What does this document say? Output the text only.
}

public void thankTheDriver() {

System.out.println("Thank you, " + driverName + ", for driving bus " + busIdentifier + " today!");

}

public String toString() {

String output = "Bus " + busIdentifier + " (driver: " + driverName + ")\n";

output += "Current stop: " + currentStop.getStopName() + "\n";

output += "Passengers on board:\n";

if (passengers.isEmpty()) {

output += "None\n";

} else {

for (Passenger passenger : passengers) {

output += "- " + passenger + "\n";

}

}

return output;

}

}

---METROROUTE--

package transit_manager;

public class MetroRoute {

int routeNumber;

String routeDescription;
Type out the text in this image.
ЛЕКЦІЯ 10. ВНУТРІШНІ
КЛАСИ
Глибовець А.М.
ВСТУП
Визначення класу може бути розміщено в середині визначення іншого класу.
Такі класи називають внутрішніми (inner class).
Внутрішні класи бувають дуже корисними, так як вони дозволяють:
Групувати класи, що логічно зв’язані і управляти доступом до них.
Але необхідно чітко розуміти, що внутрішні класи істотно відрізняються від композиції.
# # # # # # #
Stated exercise
Search the data for "String". Copy every matching line.

Full response
public String toString() {
String output = "Bus " + busIdentifier + " (driver: " + driverName + ")\n";
String routeDescription;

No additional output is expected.